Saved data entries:
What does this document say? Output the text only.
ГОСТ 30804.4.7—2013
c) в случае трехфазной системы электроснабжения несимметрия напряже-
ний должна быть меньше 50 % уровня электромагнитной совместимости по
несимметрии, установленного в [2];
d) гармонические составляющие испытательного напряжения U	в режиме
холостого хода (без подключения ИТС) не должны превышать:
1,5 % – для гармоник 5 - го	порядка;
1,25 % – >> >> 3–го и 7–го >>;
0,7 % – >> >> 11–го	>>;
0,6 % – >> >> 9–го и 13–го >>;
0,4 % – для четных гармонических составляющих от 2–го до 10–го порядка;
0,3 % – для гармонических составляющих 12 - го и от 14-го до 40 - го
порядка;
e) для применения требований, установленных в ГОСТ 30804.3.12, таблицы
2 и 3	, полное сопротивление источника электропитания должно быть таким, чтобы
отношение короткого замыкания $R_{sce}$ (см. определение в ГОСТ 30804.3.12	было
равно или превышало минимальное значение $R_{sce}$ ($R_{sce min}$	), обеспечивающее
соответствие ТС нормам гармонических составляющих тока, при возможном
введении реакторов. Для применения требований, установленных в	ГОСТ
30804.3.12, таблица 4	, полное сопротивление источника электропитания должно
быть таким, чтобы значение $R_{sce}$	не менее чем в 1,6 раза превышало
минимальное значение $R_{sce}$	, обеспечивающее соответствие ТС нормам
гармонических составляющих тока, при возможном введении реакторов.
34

Aim of the exercise:
Report the number of lines containing the string "сопротивление" and add nothing to it.

Written solution:
2